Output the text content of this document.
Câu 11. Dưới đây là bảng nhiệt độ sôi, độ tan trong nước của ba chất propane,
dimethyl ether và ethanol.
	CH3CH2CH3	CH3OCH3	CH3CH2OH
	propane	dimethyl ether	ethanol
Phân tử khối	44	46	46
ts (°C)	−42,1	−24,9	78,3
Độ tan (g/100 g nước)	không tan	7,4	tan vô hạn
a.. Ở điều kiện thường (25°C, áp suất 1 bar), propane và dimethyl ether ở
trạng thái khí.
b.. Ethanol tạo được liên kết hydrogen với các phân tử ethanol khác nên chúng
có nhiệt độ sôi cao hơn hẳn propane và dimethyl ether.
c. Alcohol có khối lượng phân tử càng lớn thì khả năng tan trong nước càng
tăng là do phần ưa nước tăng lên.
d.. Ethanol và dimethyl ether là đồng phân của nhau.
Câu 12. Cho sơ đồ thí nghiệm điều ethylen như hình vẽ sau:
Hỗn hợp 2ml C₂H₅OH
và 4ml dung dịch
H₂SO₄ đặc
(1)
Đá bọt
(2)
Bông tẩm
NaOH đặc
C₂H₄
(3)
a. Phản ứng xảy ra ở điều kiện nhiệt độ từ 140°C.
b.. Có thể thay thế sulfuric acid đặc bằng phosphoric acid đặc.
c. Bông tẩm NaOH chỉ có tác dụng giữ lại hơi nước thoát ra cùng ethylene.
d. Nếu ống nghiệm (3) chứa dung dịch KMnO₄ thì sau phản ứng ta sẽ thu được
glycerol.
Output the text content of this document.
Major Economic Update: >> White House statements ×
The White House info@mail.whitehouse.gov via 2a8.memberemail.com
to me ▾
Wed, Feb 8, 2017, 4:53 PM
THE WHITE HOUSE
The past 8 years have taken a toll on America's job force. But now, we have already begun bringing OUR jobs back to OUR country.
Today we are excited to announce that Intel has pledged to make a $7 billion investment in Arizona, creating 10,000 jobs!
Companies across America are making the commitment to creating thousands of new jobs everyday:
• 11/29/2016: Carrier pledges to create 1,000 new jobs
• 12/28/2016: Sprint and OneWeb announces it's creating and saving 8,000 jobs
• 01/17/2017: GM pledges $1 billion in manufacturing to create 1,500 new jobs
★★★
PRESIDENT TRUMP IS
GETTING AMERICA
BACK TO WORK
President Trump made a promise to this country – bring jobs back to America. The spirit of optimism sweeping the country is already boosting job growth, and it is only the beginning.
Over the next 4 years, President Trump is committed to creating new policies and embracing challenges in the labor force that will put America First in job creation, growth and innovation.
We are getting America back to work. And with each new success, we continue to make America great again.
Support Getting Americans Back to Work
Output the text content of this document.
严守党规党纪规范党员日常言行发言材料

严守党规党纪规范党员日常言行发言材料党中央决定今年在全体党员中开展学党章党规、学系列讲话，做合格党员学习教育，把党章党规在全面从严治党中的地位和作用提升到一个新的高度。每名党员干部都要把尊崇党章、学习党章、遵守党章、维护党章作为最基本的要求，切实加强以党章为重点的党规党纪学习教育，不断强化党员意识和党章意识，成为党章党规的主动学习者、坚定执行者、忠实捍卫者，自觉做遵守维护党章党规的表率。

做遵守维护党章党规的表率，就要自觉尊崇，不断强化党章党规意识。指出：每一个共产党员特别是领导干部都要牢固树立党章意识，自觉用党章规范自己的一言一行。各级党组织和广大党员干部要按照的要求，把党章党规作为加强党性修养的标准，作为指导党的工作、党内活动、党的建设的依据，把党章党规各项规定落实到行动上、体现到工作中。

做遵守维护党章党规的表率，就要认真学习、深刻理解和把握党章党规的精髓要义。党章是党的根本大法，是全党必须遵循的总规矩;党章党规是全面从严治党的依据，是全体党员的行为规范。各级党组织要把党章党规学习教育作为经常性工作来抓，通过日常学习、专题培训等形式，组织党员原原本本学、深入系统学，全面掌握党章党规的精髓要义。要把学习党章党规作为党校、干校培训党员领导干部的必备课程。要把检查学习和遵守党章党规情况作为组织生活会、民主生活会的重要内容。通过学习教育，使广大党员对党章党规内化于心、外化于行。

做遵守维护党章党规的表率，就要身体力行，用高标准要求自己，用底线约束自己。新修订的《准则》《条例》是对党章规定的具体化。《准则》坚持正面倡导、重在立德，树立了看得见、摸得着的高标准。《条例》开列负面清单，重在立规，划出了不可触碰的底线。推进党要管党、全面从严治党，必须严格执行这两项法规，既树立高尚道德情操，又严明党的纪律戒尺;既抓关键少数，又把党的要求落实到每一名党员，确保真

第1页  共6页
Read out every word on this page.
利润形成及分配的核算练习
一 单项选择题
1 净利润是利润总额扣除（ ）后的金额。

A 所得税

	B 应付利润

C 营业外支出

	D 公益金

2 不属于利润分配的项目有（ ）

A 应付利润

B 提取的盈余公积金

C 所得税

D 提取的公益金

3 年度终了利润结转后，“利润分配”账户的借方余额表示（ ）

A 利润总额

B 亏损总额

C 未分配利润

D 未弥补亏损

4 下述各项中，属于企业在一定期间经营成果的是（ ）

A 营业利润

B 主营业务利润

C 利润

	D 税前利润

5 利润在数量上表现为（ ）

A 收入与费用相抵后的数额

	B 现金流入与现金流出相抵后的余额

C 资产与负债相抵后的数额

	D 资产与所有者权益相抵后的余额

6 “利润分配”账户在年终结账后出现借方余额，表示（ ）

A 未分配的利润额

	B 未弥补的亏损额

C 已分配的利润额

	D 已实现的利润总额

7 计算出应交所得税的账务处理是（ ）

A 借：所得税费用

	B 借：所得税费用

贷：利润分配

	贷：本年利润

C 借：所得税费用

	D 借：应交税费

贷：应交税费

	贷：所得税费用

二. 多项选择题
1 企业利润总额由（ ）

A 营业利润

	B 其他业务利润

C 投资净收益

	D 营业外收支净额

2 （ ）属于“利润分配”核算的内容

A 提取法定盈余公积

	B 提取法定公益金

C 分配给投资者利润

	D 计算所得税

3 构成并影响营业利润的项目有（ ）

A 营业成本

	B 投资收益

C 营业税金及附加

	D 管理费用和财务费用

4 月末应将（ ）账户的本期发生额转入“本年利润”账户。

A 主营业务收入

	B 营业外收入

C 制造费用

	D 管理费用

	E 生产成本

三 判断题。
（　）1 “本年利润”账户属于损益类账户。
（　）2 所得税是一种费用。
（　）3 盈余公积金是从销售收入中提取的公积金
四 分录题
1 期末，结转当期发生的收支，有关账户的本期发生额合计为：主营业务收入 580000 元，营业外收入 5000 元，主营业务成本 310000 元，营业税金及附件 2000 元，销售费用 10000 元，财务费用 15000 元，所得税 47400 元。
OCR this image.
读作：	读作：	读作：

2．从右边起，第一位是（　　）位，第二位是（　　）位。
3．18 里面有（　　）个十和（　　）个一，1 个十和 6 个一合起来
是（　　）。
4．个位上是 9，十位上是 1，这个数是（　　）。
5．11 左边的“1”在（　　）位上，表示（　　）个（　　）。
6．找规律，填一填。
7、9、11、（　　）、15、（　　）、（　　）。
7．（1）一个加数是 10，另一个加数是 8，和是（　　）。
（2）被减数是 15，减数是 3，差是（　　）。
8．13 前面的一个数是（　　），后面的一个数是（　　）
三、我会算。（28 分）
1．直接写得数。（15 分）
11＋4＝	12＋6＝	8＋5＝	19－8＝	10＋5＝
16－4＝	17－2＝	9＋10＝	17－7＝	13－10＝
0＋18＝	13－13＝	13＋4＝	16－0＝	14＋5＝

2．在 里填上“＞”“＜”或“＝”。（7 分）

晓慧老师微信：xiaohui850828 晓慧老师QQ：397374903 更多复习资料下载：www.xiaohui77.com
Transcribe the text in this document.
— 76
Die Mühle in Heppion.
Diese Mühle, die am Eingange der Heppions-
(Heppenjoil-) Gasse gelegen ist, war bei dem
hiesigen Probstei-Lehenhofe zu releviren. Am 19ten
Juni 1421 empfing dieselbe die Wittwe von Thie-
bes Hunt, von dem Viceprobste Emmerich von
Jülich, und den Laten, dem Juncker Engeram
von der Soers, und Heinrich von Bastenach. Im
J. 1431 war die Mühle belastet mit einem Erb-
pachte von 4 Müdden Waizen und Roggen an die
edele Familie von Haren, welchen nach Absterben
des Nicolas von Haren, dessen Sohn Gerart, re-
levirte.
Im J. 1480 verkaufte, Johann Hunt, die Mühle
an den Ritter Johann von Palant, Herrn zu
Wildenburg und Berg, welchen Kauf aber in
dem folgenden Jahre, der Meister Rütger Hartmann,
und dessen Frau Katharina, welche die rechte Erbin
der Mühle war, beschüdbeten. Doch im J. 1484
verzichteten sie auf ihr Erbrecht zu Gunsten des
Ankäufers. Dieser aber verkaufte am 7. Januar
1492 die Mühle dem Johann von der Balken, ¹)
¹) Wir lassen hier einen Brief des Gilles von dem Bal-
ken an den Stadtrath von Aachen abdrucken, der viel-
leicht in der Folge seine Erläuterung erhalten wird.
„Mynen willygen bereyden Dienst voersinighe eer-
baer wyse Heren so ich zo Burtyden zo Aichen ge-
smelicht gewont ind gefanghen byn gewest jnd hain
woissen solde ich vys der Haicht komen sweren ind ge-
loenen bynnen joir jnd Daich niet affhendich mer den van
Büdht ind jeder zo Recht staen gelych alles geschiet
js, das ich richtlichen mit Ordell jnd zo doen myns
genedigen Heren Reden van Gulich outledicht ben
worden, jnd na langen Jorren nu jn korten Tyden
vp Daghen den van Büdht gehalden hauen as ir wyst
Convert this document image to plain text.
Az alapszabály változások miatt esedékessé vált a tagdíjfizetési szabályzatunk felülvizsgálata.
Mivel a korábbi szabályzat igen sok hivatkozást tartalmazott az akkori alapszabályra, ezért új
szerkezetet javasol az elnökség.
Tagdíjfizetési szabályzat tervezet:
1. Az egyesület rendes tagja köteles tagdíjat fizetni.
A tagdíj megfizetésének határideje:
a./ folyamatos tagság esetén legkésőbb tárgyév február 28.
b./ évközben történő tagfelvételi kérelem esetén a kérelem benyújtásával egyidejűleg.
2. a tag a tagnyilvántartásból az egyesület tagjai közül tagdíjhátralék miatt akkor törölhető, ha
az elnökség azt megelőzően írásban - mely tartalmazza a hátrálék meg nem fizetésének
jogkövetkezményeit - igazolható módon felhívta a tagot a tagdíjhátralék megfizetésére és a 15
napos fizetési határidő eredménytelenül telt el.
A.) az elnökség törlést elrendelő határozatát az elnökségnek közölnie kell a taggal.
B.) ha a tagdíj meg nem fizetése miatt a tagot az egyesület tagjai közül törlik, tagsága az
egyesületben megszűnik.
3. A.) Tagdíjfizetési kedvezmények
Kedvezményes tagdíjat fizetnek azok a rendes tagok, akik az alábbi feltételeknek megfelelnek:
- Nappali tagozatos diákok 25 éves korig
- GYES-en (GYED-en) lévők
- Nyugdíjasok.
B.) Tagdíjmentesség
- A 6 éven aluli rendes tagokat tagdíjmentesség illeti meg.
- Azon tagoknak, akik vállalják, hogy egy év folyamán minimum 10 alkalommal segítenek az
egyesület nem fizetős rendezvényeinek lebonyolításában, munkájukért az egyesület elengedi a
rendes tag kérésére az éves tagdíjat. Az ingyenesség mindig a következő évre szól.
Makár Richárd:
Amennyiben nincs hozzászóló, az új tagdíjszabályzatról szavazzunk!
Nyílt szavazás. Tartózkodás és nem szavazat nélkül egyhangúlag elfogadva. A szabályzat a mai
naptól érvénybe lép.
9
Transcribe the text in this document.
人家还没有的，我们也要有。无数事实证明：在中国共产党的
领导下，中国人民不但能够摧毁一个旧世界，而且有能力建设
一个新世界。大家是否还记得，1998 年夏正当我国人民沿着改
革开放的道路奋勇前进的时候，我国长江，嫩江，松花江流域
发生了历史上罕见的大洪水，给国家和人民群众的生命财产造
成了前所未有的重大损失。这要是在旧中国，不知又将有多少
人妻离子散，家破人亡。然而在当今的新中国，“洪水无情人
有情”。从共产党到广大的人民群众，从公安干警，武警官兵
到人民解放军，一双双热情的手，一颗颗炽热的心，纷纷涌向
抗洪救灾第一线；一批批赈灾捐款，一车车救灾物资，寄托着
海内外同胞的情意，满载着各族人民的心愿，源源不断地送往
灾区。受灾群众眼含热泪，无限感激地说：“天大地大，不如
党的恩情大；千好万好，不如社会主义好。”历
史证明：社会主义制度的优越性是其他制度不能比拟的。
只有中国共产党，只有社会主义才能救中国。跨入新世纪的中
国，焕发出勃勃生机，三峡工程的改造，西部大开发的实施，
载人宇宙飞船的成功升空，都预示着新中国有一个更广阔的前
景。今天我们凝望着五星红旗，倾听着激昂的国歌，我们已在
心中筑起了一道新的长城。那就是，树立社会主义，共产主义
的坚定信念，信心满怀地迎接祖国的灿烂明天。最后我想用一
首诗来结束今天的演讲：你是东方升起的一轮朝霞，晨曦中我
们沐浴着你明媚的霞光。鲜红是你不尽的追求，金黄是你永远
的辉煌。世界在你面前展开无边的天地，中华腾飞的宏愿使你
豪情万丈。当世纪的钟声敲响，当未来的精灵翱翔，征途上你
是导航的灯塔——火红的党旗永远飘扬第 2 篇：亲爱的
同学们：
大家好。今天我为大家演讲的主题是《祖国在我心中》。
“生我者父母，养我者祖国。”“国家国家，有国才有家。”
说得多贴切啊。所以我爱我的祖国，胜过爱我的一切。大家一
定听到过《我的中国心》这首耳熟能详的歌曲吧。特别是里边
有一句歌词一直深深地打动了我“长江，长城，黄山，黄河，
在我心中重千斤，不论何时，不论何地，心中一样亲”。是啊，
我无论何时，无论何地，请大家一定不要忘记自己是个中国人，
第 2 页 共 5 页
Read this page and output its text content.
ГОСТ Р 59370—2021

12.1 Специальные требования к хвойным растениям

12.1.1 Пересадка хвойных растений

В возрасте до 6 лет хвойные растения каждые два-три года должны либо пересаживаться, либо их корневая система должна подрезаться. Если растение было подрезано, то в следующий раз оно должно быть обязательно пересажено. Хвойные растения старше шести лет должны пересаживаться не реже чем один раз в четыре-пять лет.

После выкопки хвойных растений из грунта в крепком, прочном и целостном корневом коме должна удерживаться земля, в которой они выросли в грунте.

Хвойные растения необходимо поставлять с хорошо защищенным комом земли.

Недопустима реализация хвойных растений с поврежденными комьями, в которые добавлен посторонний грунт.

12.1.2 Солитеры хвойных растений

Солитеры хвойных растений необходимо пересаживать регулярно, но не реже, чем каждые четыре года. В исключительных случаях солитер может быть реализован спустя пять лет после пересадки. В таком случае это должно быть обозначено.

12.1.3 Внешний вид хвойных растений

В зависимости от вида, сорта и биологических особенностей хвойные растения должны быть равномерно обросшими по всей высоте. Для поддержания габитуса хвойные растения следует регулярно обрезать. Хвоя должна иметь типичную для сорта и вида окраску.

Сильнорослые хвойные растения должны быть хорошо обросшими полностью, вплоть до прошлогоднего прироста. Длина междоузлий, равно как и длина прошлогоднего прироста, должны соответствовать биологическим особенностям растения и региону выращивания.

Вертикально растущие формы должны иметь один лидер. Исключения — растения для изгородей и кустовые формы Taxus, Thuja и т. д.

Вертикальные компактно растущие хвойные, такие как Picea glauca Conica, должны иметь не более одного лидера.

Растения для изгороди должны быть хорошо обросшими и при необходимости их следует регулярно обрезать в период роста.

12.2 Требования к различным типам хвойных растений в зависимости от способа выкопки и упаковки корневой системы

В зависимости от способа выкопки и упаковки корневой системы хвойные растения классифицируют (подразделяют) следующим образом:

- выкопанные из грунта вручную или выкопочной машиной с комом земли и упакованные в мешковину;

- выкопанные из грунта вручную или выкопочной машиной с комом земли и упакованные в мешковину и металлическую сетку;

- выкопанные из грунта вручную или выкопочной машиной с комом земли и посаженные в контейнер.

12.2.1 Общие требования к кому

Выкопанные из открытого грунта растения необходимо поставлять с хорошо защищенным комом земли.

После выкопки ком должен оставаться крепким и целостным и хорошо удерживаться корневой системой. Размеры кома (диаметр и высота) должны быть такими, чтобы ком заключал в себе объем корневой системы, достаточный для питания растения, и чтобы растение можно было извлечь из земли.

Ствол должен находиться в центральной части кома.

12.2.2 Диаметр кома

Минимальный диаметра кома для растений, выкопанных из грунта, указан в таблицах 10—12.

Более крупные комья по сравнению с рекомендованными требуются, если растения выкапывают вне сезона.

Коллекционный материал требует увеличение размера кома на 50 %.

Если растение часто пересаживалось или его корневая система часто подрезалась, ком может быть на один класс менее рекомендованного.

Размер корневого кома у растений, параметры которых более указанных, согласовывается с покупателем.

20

+++

▸ Given problem
From the listing above, pick out every line containing "esetén".

▸ Correct answer
a./ folyamatos tagság esetén legkésőbb tárgyév február 28.
b./ évközben történő tagfelvételi kérelem esetén a kérelem benyújtásával egyidejűleg.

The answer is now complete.